Layout element annotations:
************
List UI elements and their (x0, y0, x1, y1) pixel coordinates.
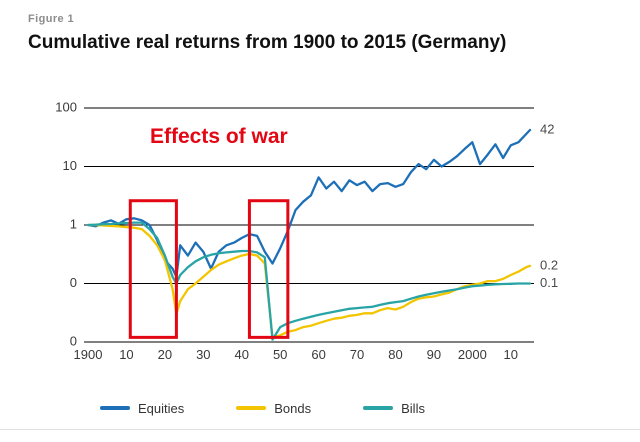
bonds-end-value-label: 0.2 (540, 257, 558, 272)
footer-divider (0, 429, 640, 430)
y-axis-tick-label: 10 (63, 158, 77, 173)
bonds-line-swatch (236, 406, 267, 410)
legend: Equities Bonds Bills (100, 399, 640, 417)
y-axis-tick-label: 1 (70, 216, 77, 231)
legend-label-bonds: Bonds (274, 400, 312, 416)
y-axis-tick-label: 100 (55, 99, 77, 114)
x-axis-tick-label: 70 (350, 347, 364, 362)
bonds-line (86, 223, 532, 339)
legend-item-bills: Bills (363, 401, 425, 416)
effects-of-war-annotation: Effects of war (150, 125, 288, 148)
war-period-box (128, 199, 178, 339)
bills-line-swatch (363, 406, 394, 410)
legend-label-equities: Equities (138, 400, 185, 416)
war-period-box (247, 199, 290, 339)
x-axis-tick-label: 60 (311, 347, 325, 362)
equities-line (86, 128, 532, 278)
y-axis-tick-label: 0 (70, 333, 77, 348)
x-axis-tick-label: 50 (273, 347, 287, 362)
chart-header: Figure 1 Cumulative real returns from 19… (0, 0, 640, 55)
x-axis-tick-label: 30 (196, 347, 210, 362)
x-axis-tick-label: 20 (158, 347, 172, 362)
bills-end-value-label: 0.1 (540, 275, 558, 290)
bills-line (86, 221, 532, 341)
x-axis-tick-label: 90 (427, 347, 441, 362)
x-axis-tick-label: 10 (119, 347, 133, 362)
x-axis-tick-label: 2000 (458, 347, 487, 362)
legend-item-equities: Equities (100, 401, 184, 416)
x-axis-tick-label: 80 (388, 347, 402, 362)
equities-line-swatch (100, 406, 130, 410)
x-axis-tick-label: 10 (504, 347, 518, 362)
legend-label-bills: Bills (401, 400, 425, 416)
chart-title: Cumulative real returns from 1900 to 201… (28, 32, 507, 53)
x-axis-tick-label: 40 (235, 347, 249, 362)
figure-label: Figure 1 (28, 13, 74, 25)
x-axis-tick-label: 1900 (74, 347, 103, 362)
legend-item-bonds: Bonds (236, 401, 311, 416)
y-axis-tick-label: 0 (70, 275, 77, 290)
equities-end-value-label: 42 (540, 121, 554, 136)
************
Reproduce every line of the items above word for word, leaving out the pictures.

List UI elements and their (x0, y0, x1, y1) pixel coordinates.
bonds-end-value-label: 0.2 (540, 257, 558, 272)
footer-divider (0, 429, 640, 430)
y-axis-tick-label: 10 (63, 158, 77, 173)
bonds-line-swatch (236, 406, 267, 410)
legend: Equities Bonds Bills (100, 399, 640, 417)
y-axis-tick-label: 1 (70, 216, 77, 231)
legend-label-bonds: Bonds (274, 400, 312, 416)
y-axis-tick-label: 100 (55, 99, 77, 114)
x-axis-tick-label: 70 (350, 347, 364, 362)
bonds-line (86, 223, 532, 339)
legend-item-bills: Bills (363, 401, 425, 416)
effects-of-war-annotation: Effects of war (150, 125, 288, 148)
war-period-box (128, 199, 178, 339)
bills-line-swatch (363, 406, 394, 410)
legend-label-equities: Equities (138, 400, 185, 416)
war-period-box (247, 199, 290, 339)
x-axis-tick-label: 60 (311, 347, 325, 362)
equities-line (86, 128, 532, 278)
y-axis-tick-label: 0 (70, 333, 77, 348)
x-axis-tick-label: 50 (273, 347, 287, 362)
chart-header: Figure 1 Cumulative real returns from 19… (0, 0, 640, 55)
x-axis-tick-label: 30 (196, 347, 210, 362)
x-axis-tick-label: 20 (158, 347, 172, 362)
bills-end-value-label: 0.1 (540, 275, 558, 290)
bills-line (86, 221, 532, 341)
x-axis-tick-label: 90 (427, 347, 441, 362)
x-axis-tick-label: 10 (119, 347, 133, 362)
x-axis-tick-label: 2000 (458, 347, 487, 362)
legend-item-equities: Equities (100, 401, 184, 416)
x-axis-tick-label: 80 (388, 347, 402, 362)
equities-line-swatch (100, 406, 130, 410)
x-axis-tick-label: 10 (504, 347, 518, 362)
legend-label-bills: Bills (401, 400, 425, 416)
chart-title: Cumulative real returns from 1900 to 201… (28, 32, 507, 53)
x-axis-tick-label: 40 (235, 347, 249, 362)
figure-label: Figure 1 (28, 13, 74, 25)
x-axis-tick-label: 1900 (74, 347, 103, 362)
legend-item-bonds: Bonds (236, 401, 311, 416)
y-axis-tick-label: 0 (70, 275, 77, 290)
equities-end-value-label: 42 (540, 121, 554, 136)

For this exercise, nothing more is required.